EXERCISE - Give the data again exactly as written, skipping any pictures.

%%

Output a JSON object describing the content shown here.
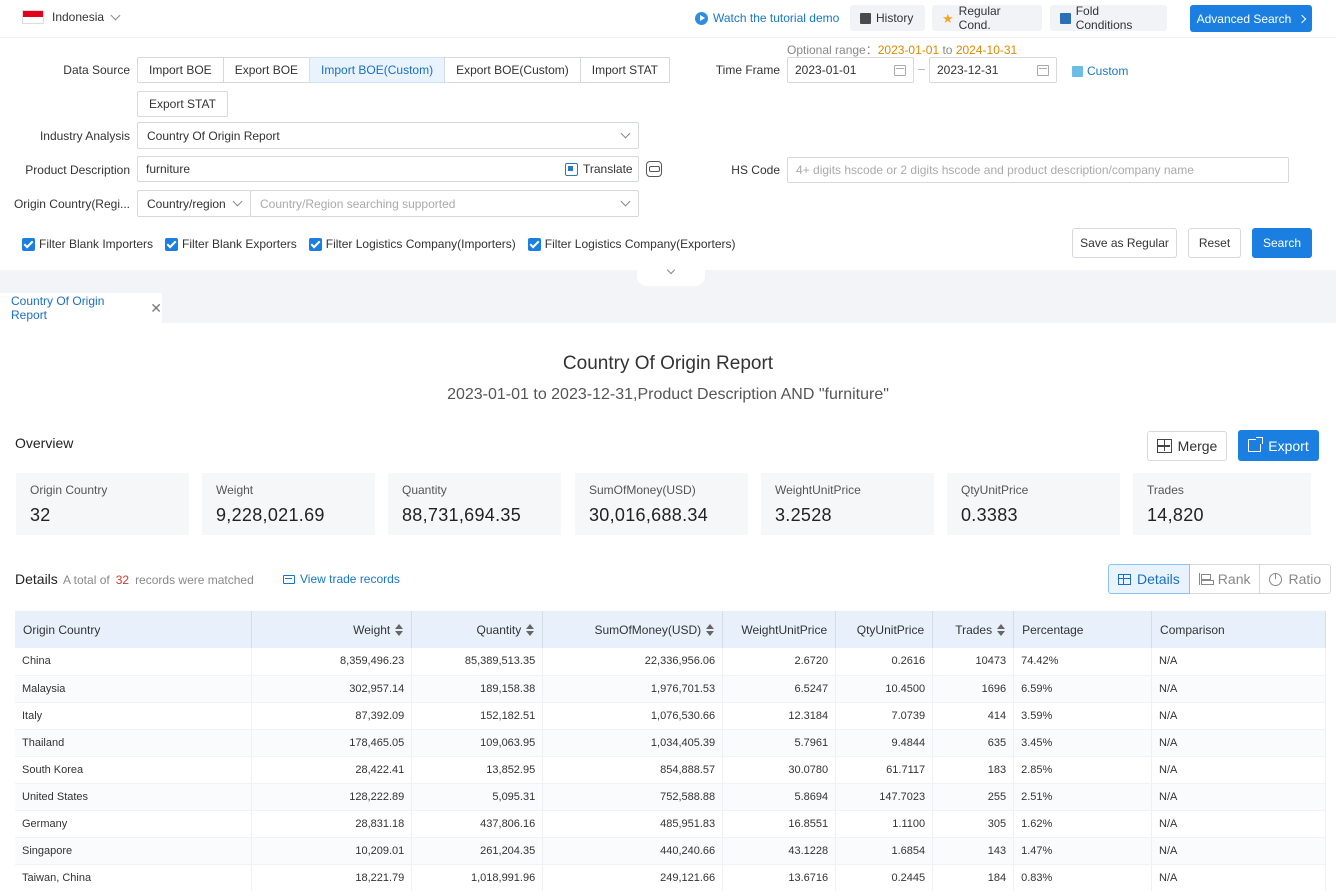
{
  "topbar": {
    "country": "Indonesia",
    "tutorial": "Watch the tutorial demo",
    "history": "History",
    "regular_cond": "Regular Cond.",
    "fold_conditions": "Fold Conditions",
    "advanced_search": "Advanced Search"
  },
  "form": {
    "optional_range_label": "Optional range：",
    "optional_from": "2023-01-01",
    "optional_to_word": "to",
    "optional_to": "2024-10-31",
    "data_source_label": "Data Source",
    "data_source_options": [
      "Import BOE",
      "Export BOE",
      "Import BOE(Custom)",
      "Export BOE(Custom)",
      "Import STAT",
      "Export STAT"
    ],
    "data_source_selected": "Import BOE(Custom)",
    "time_frame_label": "Time Frame",
    "date_start": "2023-01-01",
    "date_end": "2023-12-31",
    "custom": "Custom",
    "industry_label": "Industry Analysis",
    "industry_value": "Country Of Origin Report",
    "product_label": "Product Description",
    "product_value": "furniture",
    "translate": "Translate",
    "hs_label": "HS Code",
    "hs_placeholder": "4+ digits hscode or 2 digits hscode and product description/company name",
    "origin_label": "Origin Country(Regi...",
    "origin_mode": "Country/region",
    "origin_placeholder": "Country/Region searching supported",
    "filters": [
      "Filter Blank Importers",
      "Filter Blank Exporters",
      "Filter Logistics Company(Importers)",
      "Filter Logistics Company(Exporters)"
    ],
    "save_regular": "Save as Regular",
    "reset": "Reset",
    "search": "Search"
  },
  "tab": {
    "label": "Country Of Origin Report"
  },
  "report": {
    "title": "Country Of Origin Report",
    "subtitle": "2023-01-01 to 2023-12-31,Product Description AND \"furniture\""
  },
  "overview": {
    "heading": "Overview",
    "merge": "Merge",
    "export": "Export",
    "stats": [
      {
        "label": "Origin Country",
        "value": "32"
      },
      {
        "label": "Weight",
        "value": "9,228,021.69"
      },
      {
        "label": "Quantity",
        "value": "88,731,694.35"
      },
      {
        "label": "SumOfMoney(USD)",
        "value": "30,016,688.34"
      },
      {
        "label": "WeightUnitPrice",
        "value": "3.2528"
      },
      {
        "label": "QtyUnitPrice",
        "value": "0.3383"
      },
      {
        "label": "Trades",
        "value": "14,820"
      }
    ]
  },
  "details": {
    "heading": "Details",
    "total_prefix": "A total of",
    "total_count": "32",
    "total_suffix": "records were matched",
    "view_trade": "View trade records",
    "views": [
      "Details",
      "Rank",
      "Ratio"
    ],
    "columns": [
      "Origin Country",
      "Weight",
      "Quantity",
      "SumOfMoney(USD)",
      "WeightUnitPrice",
      "QtyUnitPrice",
      "Trades",
      "Percentage",
      "Comparison"
    ],
    "rows": [
      [
        "China",
        "8,359,496.23",
        "85,389,513.35",
        "22,336,956.06",
        "2.6720",
        "0.2616",
        "10473",
        "74.42%",
        "N/A"
      ],
      [
        "Malaysia",
        "302,957.14",
        "189,158.38",
        "1,976,701.53",
        "6.5247",
        "10.4500",
        "1696",
        "6.59%",
        "N/A"
      ],
      [
        "Italy",
        "87,392.09",
        "152,182.51",
        "1,076,530.66",
        "12.3184",
        "7.0739",
        "414",
        "3.59%",
        "N/A"
      ],
      [
        "Thailand",
        "178,465.05",
        "109,063.95",
        "1,034,405.39",
        "5.7961",
        "9.4844",
        "635",
        "3.45%",
        "N/A"
      ],
      [
        "South Korea",
        "28,422.41",
        "13,852.95",
        "854,888.57",
        "30.0780",
        "61.7117",
        "183",
        "2.85%",
        "N/A"
      ],
      [
        "United States",
        "128,222.89",
        "5,095.31",
        "752,588.88",
        "5.8694",
        "147.7023",
        "255",
        "2.51%",
        "N/A"
      ],
      [
        "Germany",
        "28,831.18",
        "437,806.16",
        "485,951.83",
        "16.8551",
        "1.1100",
        "305",
        "1.62%",
        "N/A"
      ],
      [
        "Singapore",
        "10,209.01",
        "261,204.35",
        "440,240.66",
        "43.1228",
        "1.6854",
        "143",
        "1.47%",
        "N/A"
      ],
      [
        "Taiwan, China",
        "18,221.79",
        "1,018,991.96",
        "249,121.66",
        "13.6716",
        "0.2445",
        "184",
        "0.83%",
        "N/A"
      ]
    ]
  },
  "colors": {
    "accent": "#1a7fe0",
    "link": "#1677c8",
    "date_highlight": "#d98b00",
    "count_red": "#d2392b"
  }
}
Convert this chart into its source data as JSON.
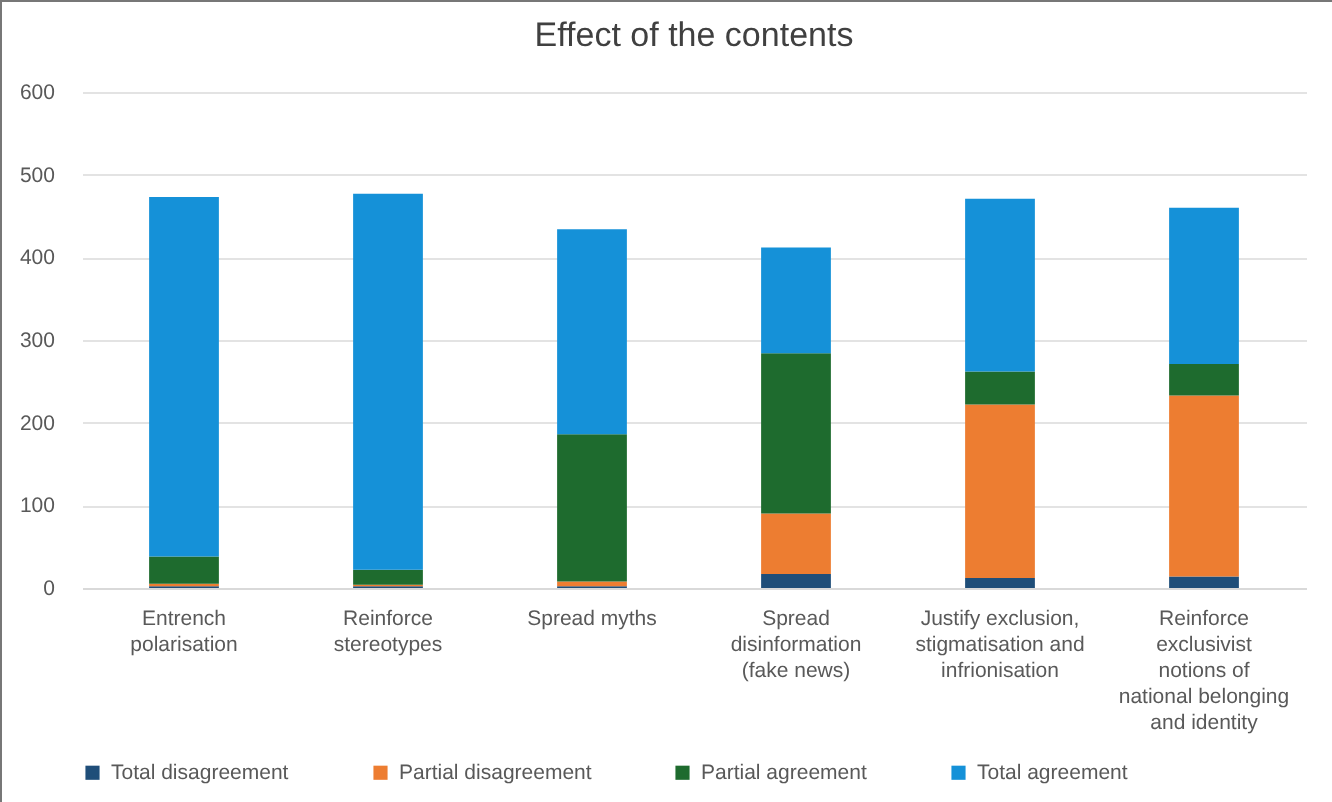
{
  "chart_data": {
    "type": "bar",
    "title": "Effect of the contents",
    "stacked": true,
    "categories": [
      "Entrench polarisation",
      "Reinforce stereotypes",
      "Spread myths",
      "Spread disinformation (fake news)",
      "Justify exclusion, stigmatisation and infrionisation",
      "Reinforce exclusivist notions of national belonging and identity"
    ],
    "series": [
      {
        "name": "Total disagreement",
        "color": "#1f4e79",
        "values": [
          2,
          2,
          2,
          17,
          12,
          14
        ]
      },
      {
        "name": "Partial disagreement",
        "color": "#ed7d31",
        "values": [
          3,
          2,
          6,
          73,
          210,
          219
        ]
      },
      {
        "name": "Partial agreement",
        "color": "#1e6b2e",
        "values": [
          33,
          18,
          178,
          194,
          40,
          38
        ]
      },
      {
        "name": "Total agreement",
        "color": "#1591d8",
        "values": [
          435,
          455,
          248,
          128,
          209,
          189
        ]
      }
    ],
    "ylim": [
      0,
      600
    ],
    "yticks": [
      0,
      100,
      200,
      300,
      400,
      500,
      600
    ],
    "grid": "y",
    "legend": "bottom"
  }
}
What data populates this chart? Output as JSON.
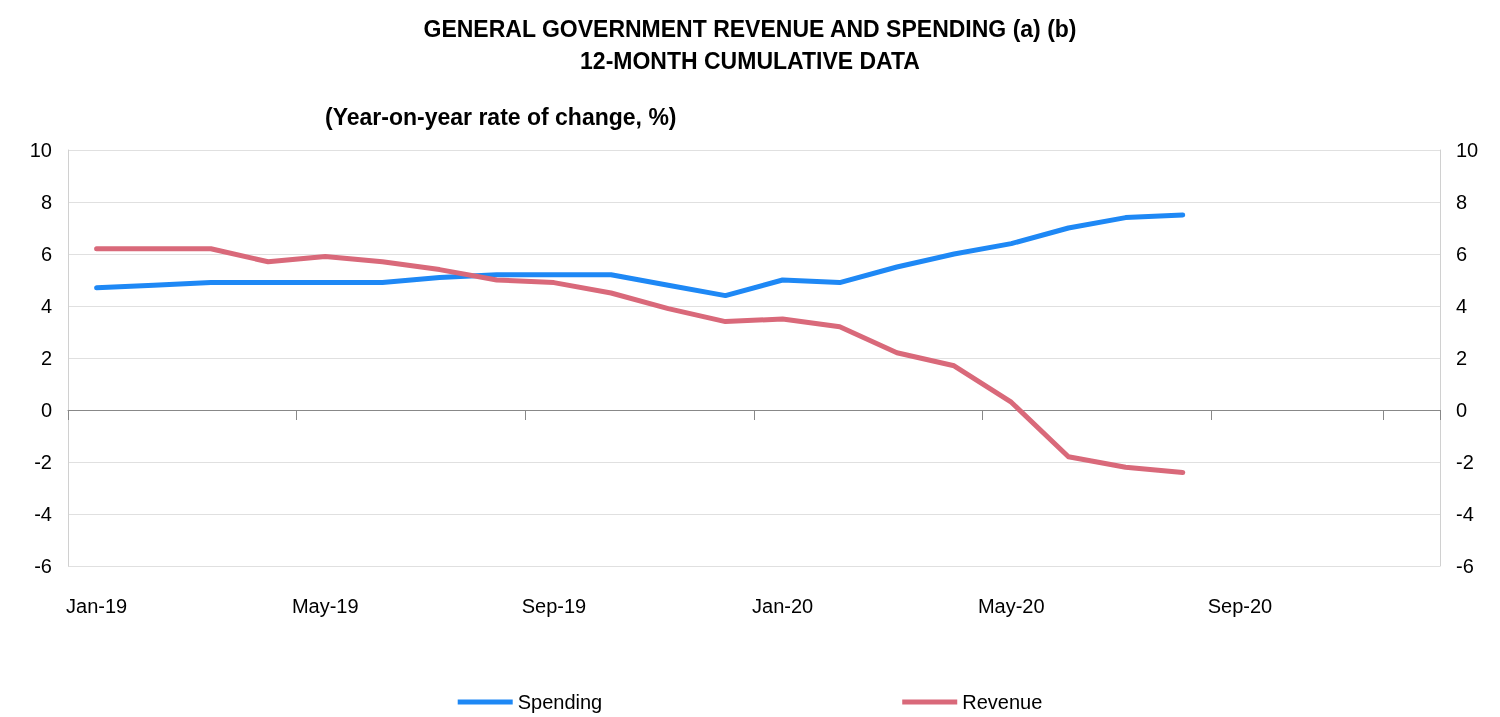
{
  "chart_data": {
    "type": "line",
    "title": "GENERAL GOVERNMENT REVENUE AND SPENDING (a) (b)\n12-MONTH CUMULATIVE DATA",
    "subtitle": "(Year-on-year rate of change, %)",
    "categories": [
      "Jan-19",
      null,
      null,
      null,
      "May-19",
      null,
      null,
      null,
      "Sep-19",
      null,
      null,
      null,
      "Jan-20",
      null,
      null,
      null,
      "May-20",
      null,
      null,
      null,
      "Sep-20",
      null,
      null,
      null
    ],
    "series": [
      {
        "name": "Spending",
        "color": "#1e88f5",
        "values": [
          4.7,
          4.8,
          4.9,
          4.9,
          4.9,
          4.9,
          5.1,
          5.2,
          5.2,
          5.2,
          4.8,
          4.4,
          5.0,
          4.9,
          5.5,
          6.0,
          6.4,
          7.0,
          7.4,
          7.5,
          null,
          null,
          null,
          null
        ]
      },
      {
        "name": "Revenue",
        "color": "#d9697a",
        "values": [
          6.2,
          6.2,
          6.2,
          5.7,
          5.9,
          5.7,
          5.4,
          5.0,
          4.9,
          4.5,
          3.9,
          3.4,
          3.5,
          3.2,
          2.2,
          1.7,
          0.3,
          -1.8,
          -2.2,
          -2.4,
          null,
          null,
          null,
          null
        ]
      }
    ],
    "ylim": [
      -6,
      10
    ],
    "yticks": [
      -6,
      -4,
      -2,
      0,
      2,
      4,
      6,
      8,
      10
    ],
    "y2lim": [
      -6,
      10
    ],
    "y2ticks": [
      -6,
      -4,
      -2,
      0,
      2,
      4,
      6,
      8,
      10
    ],
    "grid": "y",
    "legend": "bottom",
    "marker": "none",
    "line_style": "solid"
  }
}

%%

FULL RESPONSE -
Output a JSON object describing the content shown here.
{
  "topbar": {
    "country": "Indonesia",
    "tutorial": "Watch the tutorial demo",
    "history": "History",
    "regular_cond": "Regular Cond.",
    "fold_conditions": "Fold Conditions",
    "advanced_search": "Advanced Search"
  },
  "form": {
    "optional_range_label": "Optional range：",
    "optional_from": "2023-01-01",
    "optional_to_word": "to",
    "optional_to": "2024-10-31",
    "data_source_label": "Data Source",
    "data_source_options": [
      "Import BOE",
      "Export BOE",
      "Import BOE(Custom)",
      "Export BOE(Custom)",
      "Import STAT",
      "Export STAT"
    ],
    "data_source_selected": "Import BOE(Custom)",
    "time_frame_label": "Time Frame",
    "date_start": "2023-01-01",
    "date_end": "2023-12-31",
    "custom": "Custom",
    "industry_label": "Industry Analysis",
    "industry_value": "Country Of Origin Report",
    "product_label": "Product Description",
    "product_value": "furniture",
    "translate": "Translate",
    "hs_label": "HS Code",
    "hs_placeholder": "4+ digits hscode or 2 digits hscode and product description/company name",
    "origin_label": "Origin Country(Regi...",
    "origin_mode": "Country/region",
    "origin_placeholder": "Country/Region searching supported",
    "filters": [
      "Filter Blank Importers",
      "Filter Blank Exporters",
      "Filter Logistics Company(Importers)",
      "Filter Logistics Company(Exporters)"
    ],
    "save_regular": "Save as Regular",
    "reset": "Reset",
    "search": "Search"
  },
  "tab": {
    "label": "Country Of Origin Report"
  },
  "report": {
    "title": "Country Of Origin Report",
    "subtitle": "2023-01-01 to 2023-12-31,Product Description AND \"furniture\""
  },
  "overview": {
    "heading": "Overview",
    "merge": "Merge",
    "export": "Export",
    "stats": [
      {
        "label": "Origin Country",
        "value": "32"
      },
      {
        "label": "Weight",
        "value": "9,228,021.69"
      },
      {
        "label": "Quantity",
        "value": "88,731,694.35"
      },
      {
        "label": "SumOfMoney(USD)",
        "value": "30,016,688.34"
      },
      {
        "label": "WeightUnitPrice",
        "value": "3.2528"
      },
      {
        "label": "QtyUnitPrice",
        "value": "0.3383"
      },
      {
        "label": "Trades",
        "value": "14,820"
      }
    ]
  },
  "details": {
    "heading": "Details",
    "total_prefix": "A total of",
    "total_count": "32",
    "total_suffix": "records were matched",
    "view_trade": "View trade records",
    "views": [
      "Details",
      "Rank",
      "Ratio"
    ],
    "columns": [
      "Origin Country",
      "Weight",
      "Quantity",
      "SumOfMoney(USD)",
      "WeightUnitPrice",
      "QtyUnitPrice",
      "Trades",
      "Percentage",
      "Comparison"
    ],
    "rows": [
      [
        "China",
        "8,359,496.23",
        "85,389,513.35",
        "22,336,956.06",
        "2.6720",
        "0.2616",
        "10473",
        "74.42%",
        "N/A"
      ],
      [
        "Malaysia",
        "302,957.14",
        "189,158.38",
        "1,976,701.53",
        "6.5247",
        "10.4500",
        "1696",
        "6.59%",
        "N/A"
      ],
      [
        "Italy",
        "87,392.09",
        "152,182.51",
        "1,076,530.66",
        "12.3184",
        "7.0739",
        "414",
        "3.59%",
        "N/A"
      ],
      [
        "Thailand",
        "178,465.05",
        "109,063.95",
        "1,034,405.39",
        "5.7961",
        "9.4844",
        "635",
        "3.45%",
        "N/A"
      ],
      [
        "South Korea",
        "28,422.41",
        "13,852.95",
        "854,888.57",
        "30.0780",
        "61.7117",
        "183",
        "2.85%",
        "N/A"
      ],
      [
        "United States",
        "128,222.89",
        "5,095.31",
        "752,588.88",
        "5.8694",
        "147.7023",
        "255",
        "2.51%",
        "N/A"
      ],
      [
        "Germany",
        "28,831.18",
        "437,806.16",
        "485,951.83",
        "16.8551",
        "1.1100",
        "305",
        "1.62%",
        "N/A"
      ],
      [
        "Singapore",
        "10,209.01",
        "261,204.35",
        "440,240.66",
        "43.1228",
        "1.6854",
        "143",
        "1.47%",
        "N/A"
      ],
      [
        "Taiwan, China",
        "18,221.79",
        "1,018,991.96",
        "249,121.66",
        "13.6716",
        "0.2445",
        "184",
        "0.83%",
        "N/A"
      ]
    ]
  },
  "colors": {
    "accent": "#1a7fe0",
    "link": "#1677c8",
    "date_highlight": "#d98b00",
    "count_red": "#d2392b"
  }
}
Convert this chart into its source data as JSON.
{
  "chart_data": {
    "type": "bar",
    "title": "Effect of the contents",
    "stacked": true,
    "categories": [
      "Entrench polarisation",
      "Reinforce stereotypes",
      "Spread myths",
      "Spread disinformation (fake news)",
      "Justify exclusion, stigmatisation and infrionisation",
      "Reinforce exclusivist notions of national belonging and identity"
    ],
    "series": [
      {
        "name": "Total disagreement",
        "color": "#1f4e79",
        "values": [
          2,
          2,
          2,
          17,
          12,
          14
        ]
      },
      {
        "name": "Partial disagreement",
        "color": "#ed7d31",
        "values": [
          3,
          2,
          6,
          73,
          210,
          219
        ]
      },
      {
        "name": "Partial agreement",
        "color": "#1e6b2e",
        "values": [
          33,
          18,
          178,
          194,
          40,
          38
        ]
      },
      {
        "name": "Total agreement",
        "color": "#1591d8",
        "values": [
          435,
          455,
          248,
          128,
          209,
          189
        ]
      }
    ],
    "ylim": [
      0,
      600
    ],
    "yticks": [
      0,
      100,
      200,
      300,
      400,
      500,
      600
    ],
    "grid": "y",
    "legend": "bottom"
  }
}
What data populates this chart? Output as JSON.
{
  "chart_data": {
    "type": "line",
    "title": "GENERAL GOVERNMENT REVENUE AND SPENDING (a) (b)\n12-MONTH CUMULATIVE DATA",
    "subtitle": "(Year-on-year rate of change, %)",
    "categories": [
      "Jan-19",
      null,
      null,
      null,
      "May-19",
      null,
      null,
      null,
      "Sep-19",
      null,
      null,
      null,
      "Jan-20",
      null,
      null,
      null,
      "May-20",
      null,
      null,
      null,
      "Sep-20",
      null,
      null,
      null
    ],
    "series": [
      {
        "name": "Spending",
        "color": "#1e88f5",
        "values": [
          4.7,
          4.8,
          4.9,
          4.9,
          4.9,
          4.9,
          5.1,
          5.2,
          5.2,
          5.2,
          4.8,
          4.4,
          5.0,
          4.9,
          5.5,
          6.0,
          6.4,
          7.0,
          7.4,
          7.5,
          null,
          null,
          null,
          null
        ]
      },
      {
        "name": "Revenue",
        "color": "#d9697a",
        "values": [
          6.2,
          6.2,
          6.2,
          5.7,
          5.9,
          5.7,
          5.4,
          5.0,
          4.9,
          4.5,
          3.9,
          3.4,
          3.5,
          3.2,
          2.2,
          1.7,
          0.3,
          -1.8,
          -2.2,
          -2.4,
          null,
          null,
          null,
          null
        ]
      }
    ],
    "ylim": [
      -6,
      10
    ],
    "yticks": [
      -6,
      -4,
      -2,
      0,
      2,
      4,
      6,
      8,
      10
    ],
    "y2lim": [
      -6,
      10
    ],
    "y2ticks": [
      -6,
      -4,
      -2,
      0,
      2,
      4,
      6,
      8,
      10
    ],
    "grid": "y",
    "legend": "bottom",
    "marker": "none",
    "line_style": "solid"
  }
}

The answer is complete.